Task statement: Would you quote the material below in full and unchanged?

Given records:
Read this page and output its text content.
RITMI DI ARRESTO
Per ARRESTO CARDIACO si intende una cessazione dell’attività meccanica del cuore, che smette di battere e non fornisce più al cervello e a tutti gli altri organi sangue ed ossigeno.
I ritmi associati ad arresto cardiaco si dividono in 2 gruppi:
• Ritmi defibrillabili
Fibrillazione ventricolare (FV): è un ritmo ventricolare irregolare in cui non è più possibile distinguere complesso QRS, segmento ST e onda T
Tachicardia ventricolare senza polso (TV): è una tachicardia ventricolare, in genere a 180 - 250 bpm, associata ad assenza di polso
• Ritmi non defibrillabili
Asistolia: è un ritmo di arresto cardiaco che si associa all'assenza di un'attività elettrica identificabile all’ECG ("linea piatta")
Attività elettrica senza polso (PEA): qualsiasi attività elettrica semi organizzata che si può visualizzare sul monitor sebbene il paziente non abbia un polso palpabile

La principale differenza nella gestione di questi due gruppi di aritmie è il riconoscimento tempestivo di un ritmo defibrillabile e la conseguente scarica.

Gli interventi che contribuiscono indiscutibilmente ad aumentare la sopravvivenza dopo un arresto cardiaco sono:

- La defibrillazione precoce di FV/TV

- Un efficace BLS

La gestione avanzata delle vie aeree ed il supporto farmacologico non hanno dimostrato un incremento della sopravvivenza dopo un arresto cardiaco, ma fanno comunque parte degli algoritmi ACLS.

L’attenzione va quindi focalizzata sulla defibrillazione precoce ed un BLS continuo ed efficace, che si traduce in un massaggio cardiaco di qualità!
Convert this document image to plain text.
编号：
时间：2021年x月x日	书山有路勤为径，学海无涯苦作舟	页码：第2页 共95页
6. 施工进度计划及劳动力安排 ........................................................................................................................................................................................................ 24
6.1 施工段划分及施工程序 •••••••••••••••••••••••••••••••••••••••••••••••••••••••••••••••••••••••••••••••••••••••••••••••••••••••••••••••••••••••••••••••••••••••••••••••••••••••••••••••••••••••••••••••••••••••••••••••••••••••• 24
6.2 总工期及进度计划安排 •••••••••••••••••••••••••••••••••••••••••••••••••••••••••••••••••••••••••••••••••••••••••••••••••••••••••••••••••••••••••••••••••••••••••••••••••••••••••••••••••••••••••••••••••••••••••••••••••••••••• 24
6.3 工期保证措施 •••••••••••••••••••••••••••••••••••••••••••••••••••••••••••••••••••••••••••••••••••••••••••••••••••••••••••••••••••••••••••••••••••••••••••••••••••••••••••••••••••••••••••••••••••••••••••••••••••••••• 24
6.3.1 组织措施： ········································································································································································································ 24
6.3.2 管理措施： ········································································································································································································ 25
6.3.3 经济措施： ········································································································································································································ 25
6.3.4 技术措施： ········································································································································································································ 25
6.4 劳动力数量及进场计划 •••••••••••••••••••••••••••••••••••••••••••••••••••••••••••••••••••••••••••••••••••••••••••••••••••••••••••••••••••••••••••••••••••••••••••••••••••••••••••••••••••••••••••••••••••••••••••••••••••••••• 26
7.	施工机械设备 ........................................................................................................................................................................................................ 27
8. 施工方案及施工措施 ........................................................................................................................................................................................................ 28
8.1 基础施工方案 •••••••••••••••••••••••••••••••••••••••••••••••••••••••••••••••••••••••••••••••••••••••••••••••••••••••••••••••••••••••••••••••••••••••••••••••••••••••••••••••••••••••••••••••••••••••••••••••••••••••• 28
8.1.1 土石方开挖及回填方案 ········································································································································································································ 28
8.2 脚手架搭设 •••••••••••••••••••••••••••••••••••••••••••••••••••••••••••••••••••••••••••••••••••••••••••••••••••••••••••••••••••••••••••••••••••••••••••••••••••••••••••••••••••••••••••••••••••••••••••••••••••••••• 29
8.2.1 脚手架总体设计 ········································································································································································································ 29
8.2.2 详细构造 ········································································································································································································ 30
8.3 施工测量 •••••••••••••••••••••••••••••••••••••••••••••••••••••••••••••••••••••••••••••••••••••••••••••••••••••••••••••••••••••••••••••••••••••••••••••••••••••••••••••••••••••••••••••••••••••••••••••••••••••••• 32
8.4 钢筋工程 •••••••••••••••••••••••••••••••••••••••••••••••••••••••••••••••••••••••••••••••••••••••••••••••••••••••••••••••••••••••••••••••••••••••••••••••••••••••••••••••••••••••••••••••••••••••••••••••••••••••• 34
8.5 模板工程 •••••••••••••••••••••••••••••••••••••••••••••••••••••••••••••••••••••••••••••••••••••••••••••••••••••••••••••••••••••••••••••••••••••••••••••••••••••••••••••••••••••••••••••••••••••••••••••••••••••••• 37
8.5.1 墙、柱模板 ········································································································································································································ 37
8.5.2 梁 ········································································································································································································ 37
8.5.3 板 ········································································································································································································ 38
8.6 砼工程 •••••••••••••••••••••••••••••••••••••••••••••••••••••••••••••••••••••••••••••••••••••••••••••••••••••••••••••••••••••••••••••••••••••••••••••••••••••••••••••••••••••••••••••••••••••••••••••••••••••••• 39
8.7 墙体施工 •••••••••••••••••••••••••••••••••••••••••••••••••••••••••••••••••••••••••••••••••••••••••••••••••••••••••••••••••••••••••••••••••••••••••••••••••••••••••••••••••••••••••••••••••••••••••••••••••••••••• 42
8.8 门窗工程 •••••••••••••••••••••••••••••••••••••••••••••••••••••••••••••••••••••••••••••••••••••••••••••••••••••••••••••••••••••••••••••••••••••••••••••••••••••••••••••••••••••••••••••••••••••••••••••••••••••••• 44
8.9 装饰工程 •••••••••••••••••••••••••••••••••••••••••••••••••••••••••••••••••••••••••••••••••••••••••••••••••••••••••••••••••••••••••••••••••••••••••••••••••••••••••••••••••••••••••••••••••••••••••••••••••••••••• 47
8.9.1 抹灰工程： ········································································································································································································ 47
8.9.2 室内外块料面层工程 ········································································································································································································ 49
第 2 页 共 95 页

Solution for this task:
Read this page and output its text content.
RITMI DI ARRESTO
Per ARRESTO CARDIACO si intende una cessazione dell’attività meccanica del cuore, che smette di battere e non fornisce più al cervello e a tutti gli altri organi sangue ed ossigeno.
I ritmi associati ad arresto cardiaco si dividono in 2 gruppi:
• Ritmi defibrillabili
Fibrillazione ventricolare (FV): è un ritmo ventricolare irregolare in cui non è più possibile distinguere complesso QRS, segmento ST e onda T
Tachicardia ventricolare senza polso (TV): è una tachicardia ventricolare, in genere a 180 - 250 bpm, associata ad assenza di polso
• Ritmi non defibrillabili
Asistolia: è un ritmo di arresto cardiaco che si associa all'assenza di un'attività elettrica identificabile all’ECG ("linea piatta")
Attività elettrica senza polso (PEA): qualsiasi attività elettrica semi organizzata che si può visualizzare sul monitor sebbene il paziente non abbia un polso palpabile

La principale differenza nella gestione di questi due gruppi di aritmie è il riconoscimento tempestivo di un ritmo defibrillabile e la conseguente scarica.

Gli interventi che contribuiscono indiscutibilmente ad aumentare la sopravvivenza dopo un arresto cardiaco sono:

- La defibrillazione precoce di FV/TV

- Un efficace BLS

La gestione avanzata delle vie aeree ed il supporto farmacologico non hanno dimostrato un incremento della sopravvivenza dopo un arresto cardiaco, ma fanno comunque parte degli algoritmi ACLS.

L’attenzione va quindi focalizzata sulla defibrillazione precoce ed un BLS continuo ed efficace, che si traduce in un massaggio cardiaco di qualità!
Convert this document image to plain text.
编号：
时间：2021年x月x日	书山有路勤为径，学海无涯苦作舟	页码：第2页 共95页
6. 施工进度计划及劳动力安排 ........................................................................................................................................................................................................ 24
6.1 施工段划分及施工程序 •••••••••••••••••••••••••••••••••••••••••••••••••••••••••••••••••••••••••••••••••••••••••••••••••••••••••••••••••••••••••••••••••••••••••••••••••••••••••••••••••••••••••••••••••••••••••••••••••••••••• 24
6.2 总工期及进度计划安排 •••••••••••••••••••••••••••••••••••••••••••••••••••••••••••••••••••••••••••••••••••••••••••••••••••••••••••••••••••••••••••••••••••••••••••••••••••••••••••••••••••••••••••••••••••••••••••••••••••••••• 24
6.3 工期保证措施 •••••••••••••••••••••••••••••••••••••••••••••••••••••••••••••••••••••••••••••••••••••••••••••••••••••••••••••••••••••••••••••••••••••••••••••••••••••••••••••••••••••••••••••••••••••••••••••••••••••••• 24
6.3.1 组织措施： ········································································································································································································ 24
6.3.2 管理措施： ········································································································································································································ 25
6.3.3 经济措施： ········································································································································································································ 25
6.3.4 技术措施： ········································································································································································································ 25
6.4 劳动力数量及进场计划 •••••••••••••••••••••••••••••••••••••••••••••••••••••••••••••••••••••••••••••••••••••••••••••••••••••••••••••••••••••••••••••••••••••••••••••••••••••••••••••••••••••••••••••••••••••••••••••••••••••••• 26
7.	施工机械设备 ........................................................................................................................................................................................................ 27
8. 施工方案及施工措施 ........................................................................................................................................................................................................ 28
8.1 基础施工方案 •••••••••••••••••••••••••••••••••••••••••••••••••••••••••••••••••••••••••••••••••••••••••••••••••••••••••••••••••••••••••••••••••••••••••••••••••••••••••••••••••••••••••••••••••••••••••••••••••••••••• 28
8.1.1 土石方开挖及回填方案 ········································································································································································································ 28
8.2 脚手架搭设 •••••••••••••••••••••••••••••••••••••••••••••••••••••••••••••••••••••••••••••••••••••••••••••••••••••••••••••••••••••••••••••••••••••••••••••••••••••••••••••••••••••••••••••••••••••••••••••••••••••••• 29
8.2.1 脚手架总体设计 ········································································································································································································ 29
8.2.2 详细构造 ········································································································································································································ 30
8.3 施工测量 •••••••••••••••••••••••••••••••••••••••••••••••••••••••••••••••••••••••••••••••••••••••••••••••••••••••••••••••••••••••••••••••••••••••••••••••••••••••••••••••••••••••••••••••••••••••••••••••••••••••• 32
8.4 钢筋工程 •••••••••••••••••••••••••••••••••••••••••••••••••••••••••••••••••••••••••••••••••••••••••••••••••••••••••••••••••••••••••••••••••••••••••••••••••••••••••••••••••••••••••••••••••••••••••••••••••••••••• 34
8.5 模板工程 •••••••••••••••••••••••••••••••••••••••••••••••••••••••••••••••••••••••••••••••••••••••••••••••••••••••••••••••••••••••••••••••••••••••••••••••••••••••••••••••••••••••••••••••••••••••••••••••••••••••• 37
8.5.1 墙、柱模板 ········································································································································································································ 37
8.5.2 梁 ········································································································································································································ 37
8.5.3 板 ········································································································································································································ 38
8.6 砼工程 •••••••••••••••••••••••••••••••••••••••••••••••••••••••••••••••••••••••••••••••••••••••••••••••••••••••••••••••••••••••••••••••••••••••••••••••••••••••••••••••••••••••••••••••••••••••••••••••••••••••• 39
8.7 墙体施工 •••••••••••••••••••••••••••••••••••••••••••••••••••••••••••••••••••••••••••••••••••••••••••••••••••••••••••••••••••••••••••••••••••••••••••••••••••••••••••••••••••••••••••••••••••••••••••••••••••••••• 42
8.8 门窗工程 •••••••••••••••••••••••••••••••••••••••••••••••••••••••••••••••••••••••••••••••••••••••••••••••••••••••••••••••••••••••••••••••••••••••••••••••••••••••••••••••••••••••••••••••••••••••••••••••••••••••• 44
8.9 装饰工程 •••••••••••••••••••••••••••••••••••••••••••••••••••••••••••••••••••••••••••••••••••••••••••••••••••••••••••••••••••••••••••••••••••••••••••••••••••••••••••••••••••••••••••••••••••••••••••••••••••••••• 47
8.9.1 抹灰工程： ········································································································································································································ 47
8.9.2 室内外块料面层工程 ········································································································································································································ 49
第 2 页 共 95 页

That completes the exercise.